What is being asked: Pick every line with "name" from the material below.

Exercise data:
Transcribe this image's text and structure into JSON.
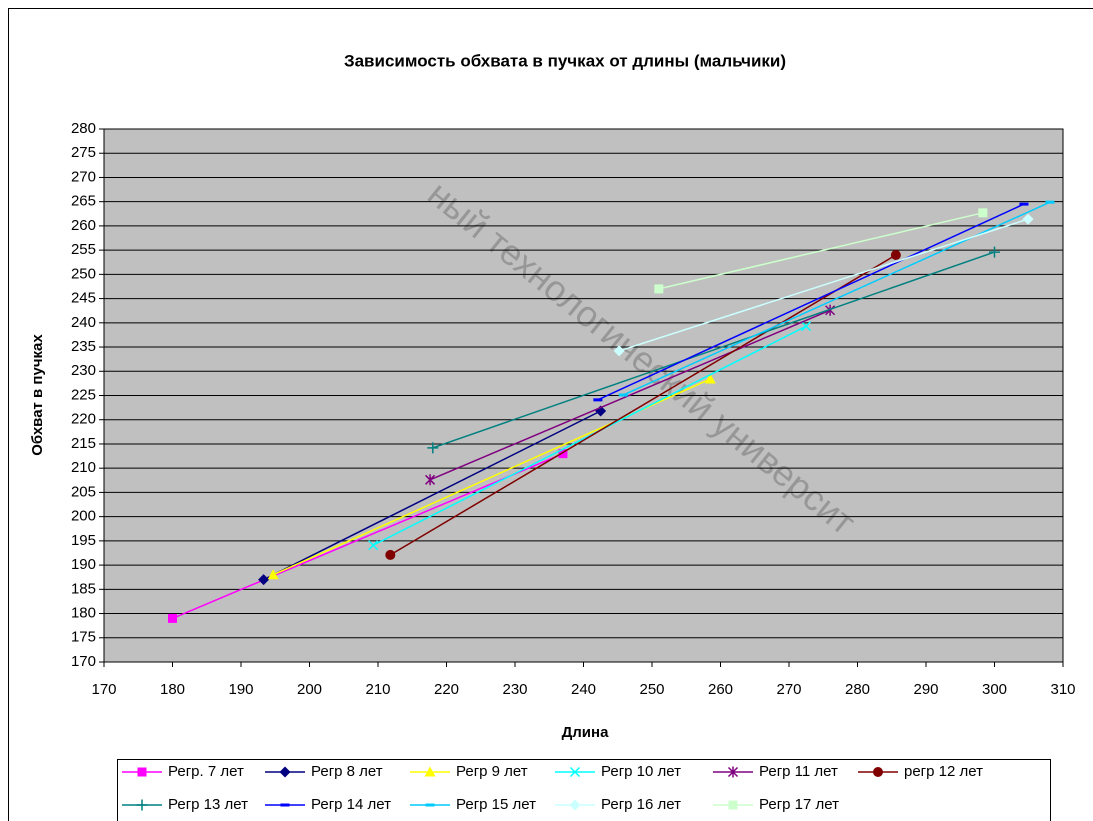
{
  "chart_data": {
    "type": "line",
    "title": "Зависимость обхвата в пучках от длины (мальчики)",
    "x_label": "Длина",
    "y_label": "Обхват в пучках",
    "watermark": "ный технологический университ",
    "xlim": [
      170,
      310
    ],
    "xticks": [
      170,
      180,
      190,
      200,
      210,
      220,
      230,
      240,
      250,
      260,
      270,
      280,
      290,
      300,
      310
    ],
    "ylim": [
      170,
      280
    ],
    "yticks": [
      170,
      175,
      180,
      185,
      190,
      195,
      200,
      205,
      210,
      215,
      220,
      225,
      230,
      235,
      240,
      245,
      250,
      255,
      260,
      265,
      270,
      275,
      280
    ],
    "grid": true,
    "plot_background": "#c0c0c0",
    "legend": "bottom",
    "series": [
      {
        "name": "Регр. 7 лет",
        "color": "#ff00ff",
        "marker": "square",
        "x": [
          180,
          237
        ],
        "values": [
          179,
          213
        ]
      },
      {
        "name": "Регр 8 лет",
        "color": "#000080",
        "marker": "diamond",
        "x": [
          193.3,
          242.5
        ],
        "values": [
          187,
          221.8
        ]
      },
      {
        "name": "Регр 9 лет",
        "color": "#ffff00",
        "marker": "triangle",
        "x": [
          194.7,
          258.5
        ],
        "values": [
          188,
          228.4
        ]
      },
      {
        "name": "Регр 10 лет",
        "color": "#00ffff",
        "marker": "x",
        "x": [
          209.3,
          272.5
        ],
        "values": [
          194.1,
          239.3
        ]
      },
      {
        "name": "Регр 11 лет",
        "color": "#800080",
        "marker": "star",
        "x": [
          217.6,
          276
        ],
        "values": [
          207.6,
          242.6
        ]
      },
      {
        "name": "регр 12 лет",
        "color": "#800000",
        "marker": "circle",
        "x": [
          211.8,
          285.6
        ],
        "values": [
          192.1,
          254
        ]
      },
      {
        "name": "Регр 13 лет",
        "color": "#008080",
        "marker": "plus",
        "x": [
          218,
          300
        ],
        "values": [
          214.2,
          254.6
        ]
      },
      {
        "name": "Регр 14 лет",
        "color": "#0000ff",
        "marker": "dash",
        "x": [
          242.1,
          304.3
        ],
        "values": [
          224.1,
          264.5
        ]
      },
      {
        "name": "Регр 15 лет",
        "color": "#00ccff",
        "marker": "dash",
        "x": [
          245.8,
          308.1
        ],
        "values": [
          225.1,
          264.9
        ]
      },
      {
        "name": "Регр 16 лет",
        "color": "#ccffff",
        "marker": "diamond",
        "x": [
          245.2,
          304.9
        ],
        "values": [
          234.2,
          261.4
        ]
      },
      {
        "name": "Регр 17 лет",
        "color": "#ccffcc",
        "marker": "square",
        "x": [
          251,
          298.3
        ],
        "values": [
          247,
          262.7
        ]
      }
    ]
  }
}
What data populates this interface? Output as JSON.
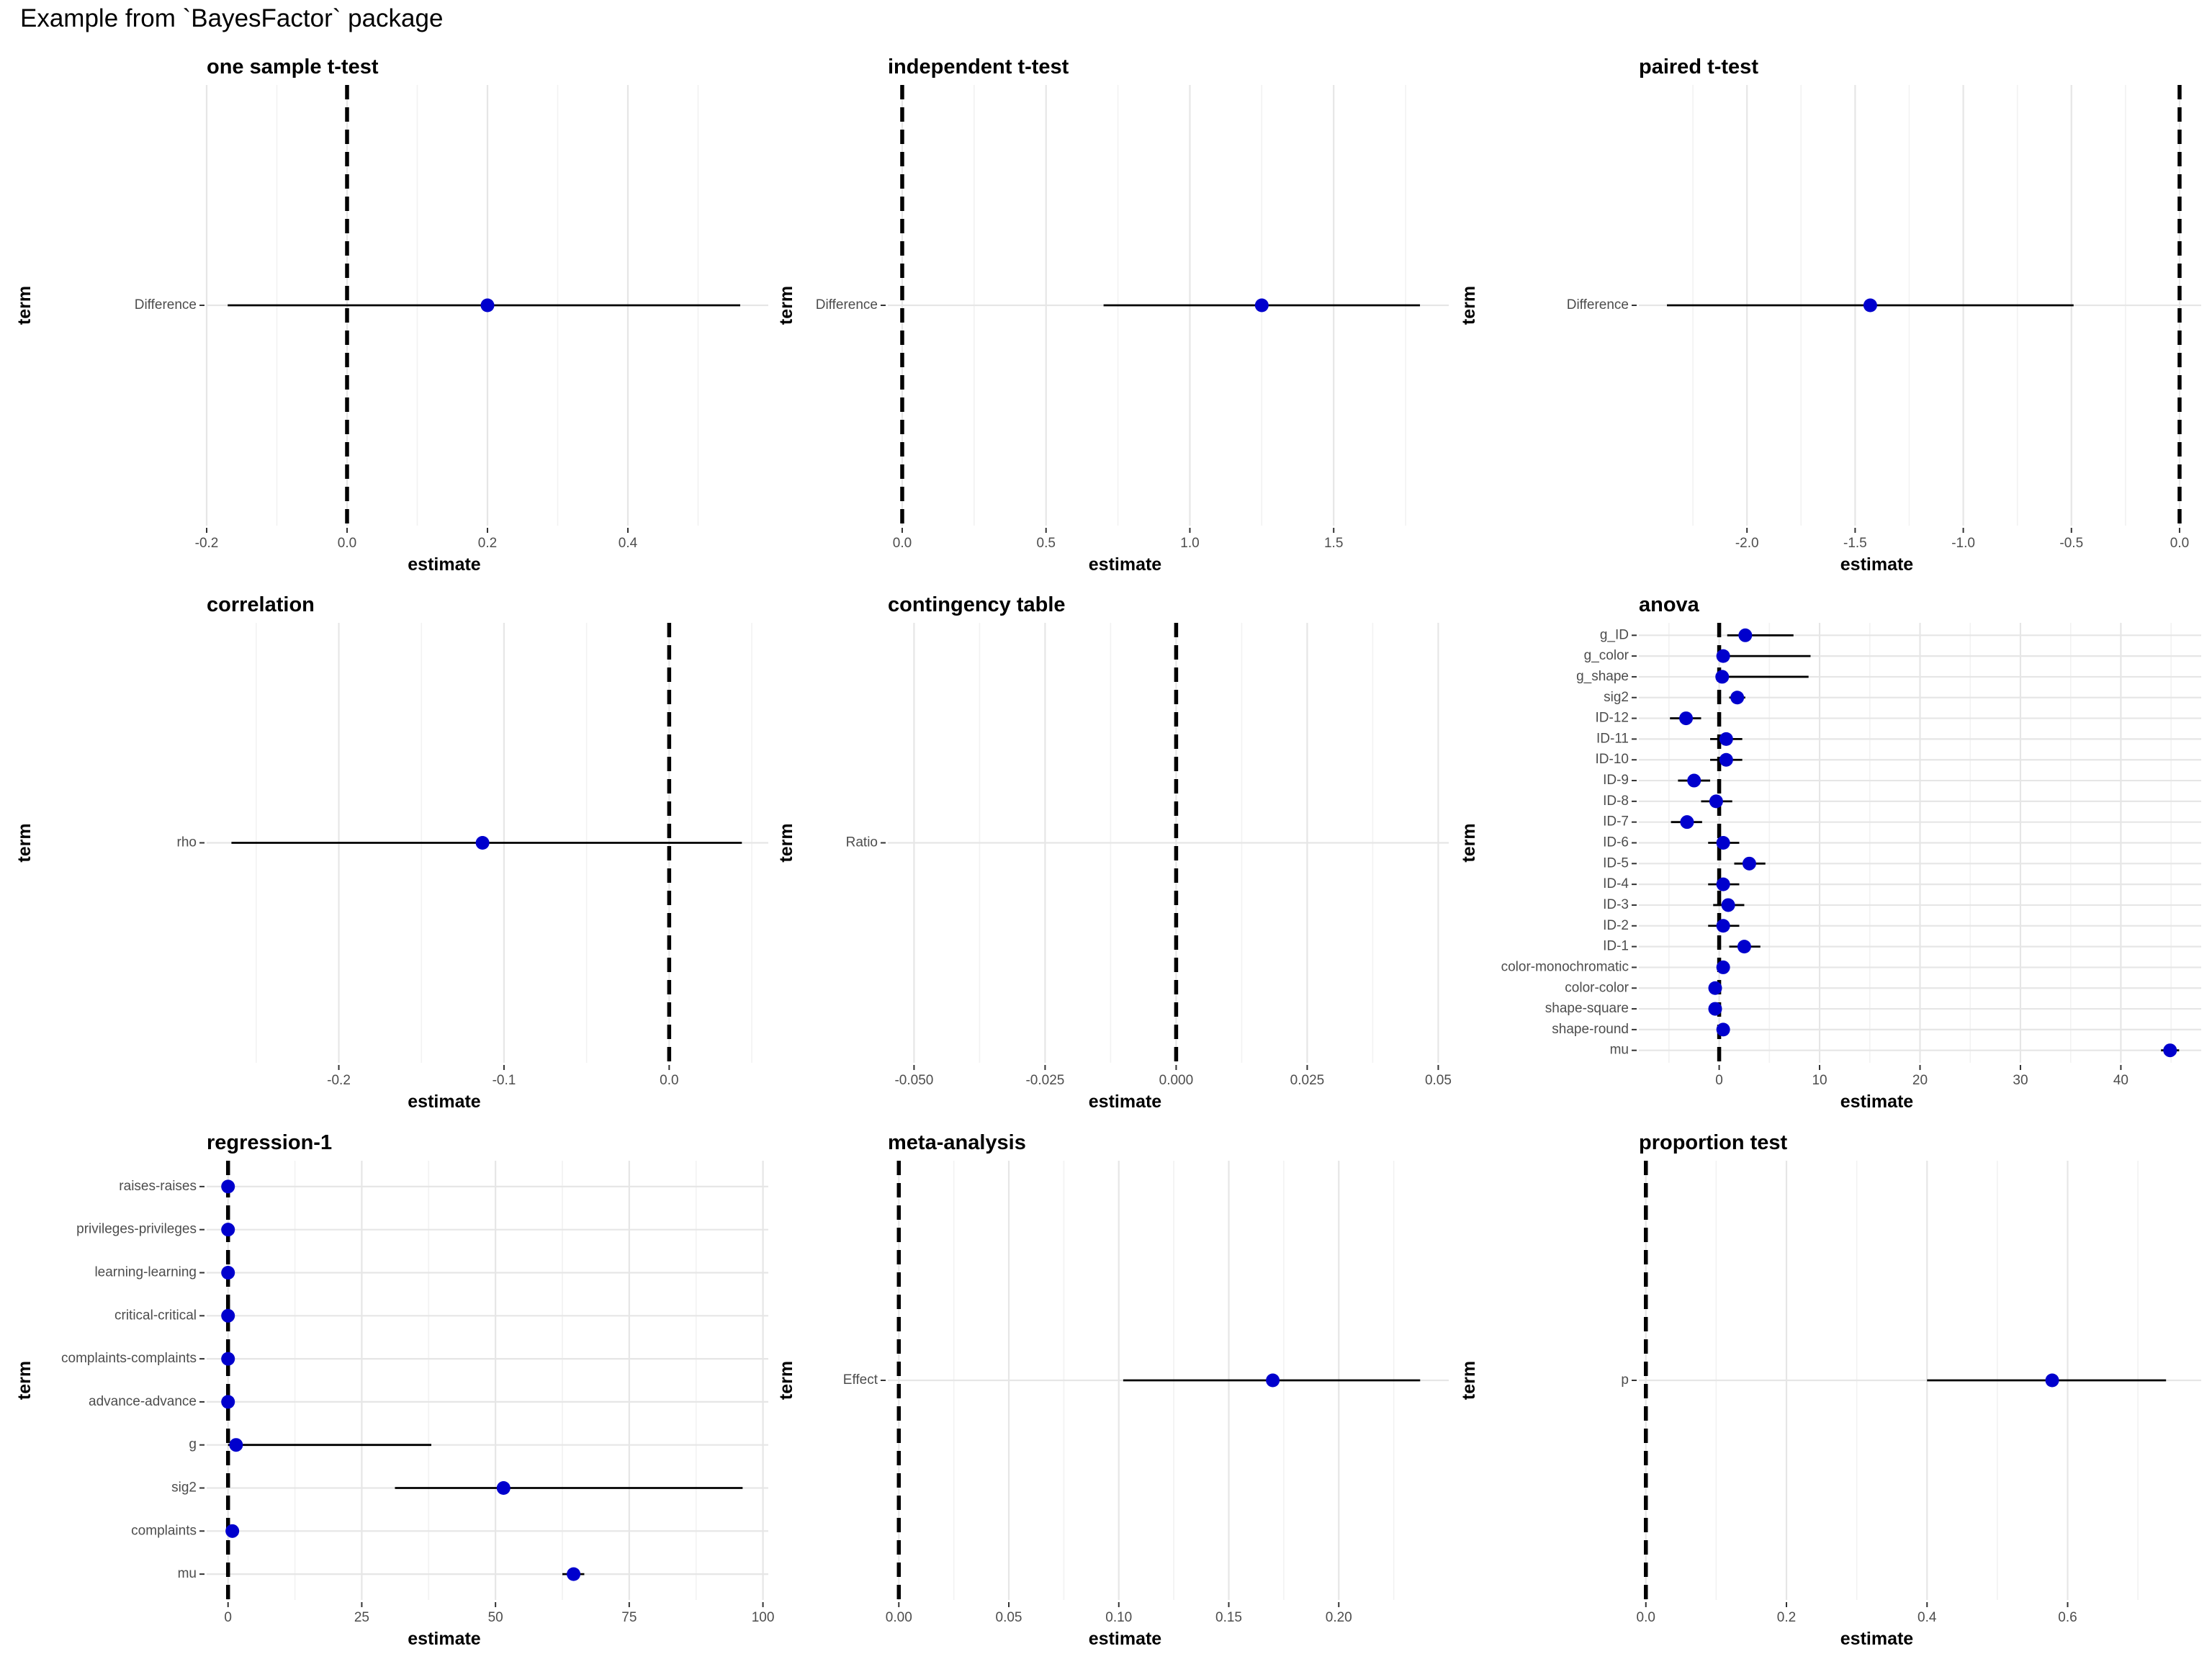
{
  "title": "Example from `BayesFactor` package",
  "chart_data": [
    {
      "type": "dot-whisker",
      "title": "one sample t-test",
      "xlabel": "estimate",
      "ylabel": "term",
      "xlim": [
        -0.2,
        0.6
      ],
      "xticks": [
        -0.2,
        0.0,
        0.2,
        0.4
      ],
      "xtick_labels": [
        "-0.2",
        "0.0",
        "0.2",
        "0.4"
      ],
      "reference_line": 0,
      "grid": true,
      "terms": [
        "Difference"
      ],
      "estimates": [
        0.2
      ],
      "conf_low": [
        -0.17
      ],
      "conf_high": [
        0.56
      ]
    },
    {
      "type": "dot-whisker",
      "title": "independent t-test",
      "xlabel": "estimate",
      "ylabel": "term",
      "xlim": [
        -0.05,
        1.9
      ],
      "xticks": [
        0.0,
        0.5,
        1.0,
        1.5
      ],
      "xtick_labels": [
        "0.0",
        "0.5",
        "1.0",
        "1.5"
      ],
      "reference_line": 0,
      "grid": true,
      "terms": [
        "Difference"
      ],
      "estimates": [
        1.25
      ],
      "conf_low": [
        0.7
      ],
      "conf_high": [
        1.8
      ]
    },
    {
      "type": "dot-whisker",
      "title": "paired t-test",
      "xlabel": "estimate",
      "ylabel": "term",
      "xlim": [
        -2.5,
        0.1
      ],
      "xticks": [
        -2.0,
        -1.5,
        -1.0,
        -0.5,
        0.0
      ],
      "xtick_labels": [
        "-2.0",
        "-1.5",
        "-1.0",
        "-0.5",
        "0.0"
      ],
      "reference_line": 0,
      "grid": true,
      "terms": [
        "Difference"
      ],
      "estimates": [
        -1.43
      ],
      "conf_low": [
        -2.37
      ],
      "conf_high": [
        -0.49
      ]
    },
    {
      "type": "dot-whisker",
      "title": "correlation",
      "xlabel": "estimate",
      "ylabel": "term",
      "xlim": [
        -0.28,
        0.06
      ],
      "xticks": [
        -0.2,
        -0.1,
        0.0
      ],
      "xtick_labels": [
        "-0.2",
        "-0.1",
        "0.0"
      ],
      "reference_line": 0,
      "grid": true,
      "terms": [
        "rho"
      ],
      "estimates": [
        -0.113
      ],
      "conf_low": [
        -0.265
      ],
      "conf_high": [
        0.044
      ]
    },
    {
      "type": "dot-whisker",
      "title": "contingency table",
      "xlabel": "estimate",
      "ylabel": "term",
      "xlim": [
        -0.055,
        0.052
      ],
      "xticks": [
        -0.05,
        -0.025,
        0.0,
        0.025,
        0.05
      ],
      "xtick_labels": [
        "-0.050",
        "-0.025",
        "0.000",
        "0.025",
        "0.05"
      ],
      "reference_line": 0,
      "grid": true,
      "terms": [
        "Ratio"
      ],
      "estimates": [],
      "conf_low": [],
      "conf_high": []
    },
    {
      "type": "dot-whisker",
      "title": "anova",
      "xlabel": "estimate",
      "ylabel": "term",
      "xlim": [
        -8,
        48
      ],
      "xticks": [
        0,
        10,
        20,
        30,
        40
      ],
      "xtick_labels": [
        "0",
        "10",
        "20",
        "30",
        "40"
      ],
      "reference_line": 0,
      "grid": true,
      "terms": [
        "g_ID",
        "g_color",
        "g_shape",
        "sig2",
        "ID-12",
        "ID-11",
        "ID-10",
        "ID-9",
        "ID-8",
        "ID-7",
        "ID-6",
        "ID-5",
        "ID-4",
        "ID-3",
        "ID-2",
        "ID-1",
        "color-monochromatic",
        "color-color",
        "shape-square",
        "shape-round",
        "mu"
      ],
      "estimates": [
        2.6,
        0.4,
        0.3,
        1.8,
        -3.3,
        0.7,
        0.7,
        -2.5,
        -0.3,
        -3.2,
        0.4,
        3.0,
        0.4,
        0.9,
        0.4,
        2.5,
        0.4,
        -0.4,
        -0.4,
        0.4,
        44.9
      ],
      "conf_low": [
        0.8,
        -0.2,
        -0.2,
        1.0,
        -4.9,
        -0.9,
        -0.9,
        -4.1,
        -1.8,
        -4.8,
        -1.1,
        1.5,
        -1.1,
        -0.6,
        -1.1,
        1.0,
        0.1,
        -0.7,
        -0.7,
        0.1,
        44.0
      ],
      "conf_high": [
        7.4,
        9.1,
        8.9,
        2.6,
        -1.8,
        2.3,
        2.3,
        -0.9,
        1.3,
        -1.7,
        2.0,
        4.6,
        2.0,
        2.5,
        2.0,
        4.1,
        0.7,
        -0.1,
        -0.1,
        0.7,
        45.8
      ]
    },
    {
      "type": "dot-whisker",
      "title": "regression-1",
      "xlabel": "estimate",
      "ylabel": "term",
      "xlim": [
        -4,
        101
      ],
      "xticks": [
        0,
        25,
        50,
        75,
        100
      ],
      "xtick_labels": [
        "0",
        "25",
        "50",
        "75",
        "100"
      ],
      "reference_line": 0,
      "grid": true,
      "terms": [
        "raises-raises",
        "privileges-privileges",
        "learning-learning",
        "critical-critical",
        "complaints-complaints",
        "advance-advance",
        "g",
        "sig2",
        "complaints",
        "mu"
      ],
      "estimates": [
        0,
        0,
        0,
        0,
        0,
        0,
        1.5,
        51.5,
        0.8,
        64.6
      ],
      "conf_low": [
        0,
        0,
        0,
        0,
        0,
        0,
        0,
        31.2,
        0.5,
        62.5
      ],
      "conf_high": [
        0,
        0,
        0,
        0,
        0,
        0,
        38.0,
        96.2,
        1.2,
        66.6
      ]
    },
    {
      "type": "dot-whisker",
      "title": "meta-analysis",
      "xlabel": "estimate",
      "ylabel": "term",
      "xlim": [
        -0.005,
        0.25
      ],
      "xticks": [
        0.0,
        0.05,
        0.1,
        0.15,
        0.2
      ],
      "xtick_labels": [
        "0.00",
        "0.05",
        "0.10",
        "0.15",
        "0.20"
      ],
      "reference_line": 0,
      "grid": true,
      "terms": [
        "Effect"
      ],
      "estimates": [
        0.17
      ],
      "conf_low": [
        0.102
      ],
      "conf_high": [
        0.237
      ]
    },
    {
      "type": "dot-whisker",
      "title": "proportion test",
      "xlabel": "estimate",
      "ylabel": "term",
      "xlim": [
        -0.01,
        0.79
      ],
      "xticks": [
        0.0,
        0.2,
        0.4,
        0.6
      ],
      "xtick_labels": [
        "0.0",
        "0.2",
        "0.4",
        "0.6"
      ],
      "reference_line": 0,
      "grid": true,
      "terms": [
        "p"
      ],
      "estimates": [
        0.578
      ],
      "conf_low": [
        0.4
      ],
      "conf_high": [
        0.74
      ]
    }
  ]
}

Exercise answer:
        "name": "Регр. 7 лет",
        "name": "Регр 8 лет",
        "name": "Регр 9 лет",
        "name": "Регр 10 лет",
        "name": "Регр 11 лет",
        "name": "регр 12 лет",
        "name": "Регр 13 лет",
        "name": "Регр 14 лет",
        "name": "Регр 15 лет",
        "name": "Регр 16 лет",
        "name": "Регр 17 лет",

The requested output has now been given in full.